What you are asked to do:
Without the pictures, write out all the lines below exactly as they appear.

___

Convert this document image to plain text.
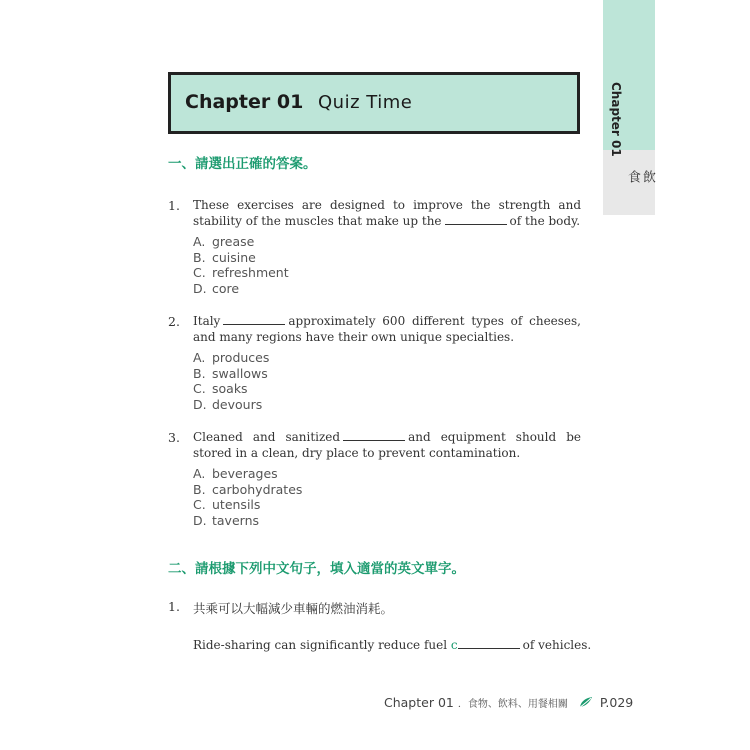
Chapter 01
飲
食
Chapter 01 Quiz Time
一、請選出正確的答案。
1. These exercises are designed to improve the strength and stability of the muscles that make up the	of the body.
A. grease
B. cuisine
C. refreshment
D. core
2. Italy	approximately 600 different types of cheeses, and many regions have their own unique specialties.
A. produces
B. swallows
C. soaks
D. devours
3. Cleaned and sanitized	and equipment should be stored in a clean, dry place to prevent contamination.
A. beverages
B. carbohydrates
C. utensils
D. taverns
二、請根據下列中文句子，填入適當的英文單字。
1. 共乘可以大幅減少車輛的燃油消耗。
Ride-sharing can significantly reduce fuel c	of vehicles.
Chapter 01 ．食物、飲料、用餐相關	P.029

___

Result of the exercise:
Convert this document image to plain text.
Chapter 01
飲
食
Chapter 01 Quiz Time
一、請選出正確的答案。
1. These exercises are designed to improve the strength and stability of the muscles that make up the	of the body.
A. grease
B. cuisine
C. refreshment
D. core
2. Italy	approximately 600 different types of cheeses, and many regions have their own unique specialties.
A. produces
B. swallows
C. soaks
D. devours
3. Cleaned and sanitized	and equipment should be stored in a clean, dry place to prevent contamination.
A. beverages
B. carbohydrates
C. utensils
D. taverns
二、請根據下列中文句子，填入適當的英文單字。
1. 共乘可以大幅減少車輛的燃油消耗。
Ride-sharing can significantly reduce fuel c	of vehicles.
Chapter 01 ．食物、飲料、用餐相關	P.029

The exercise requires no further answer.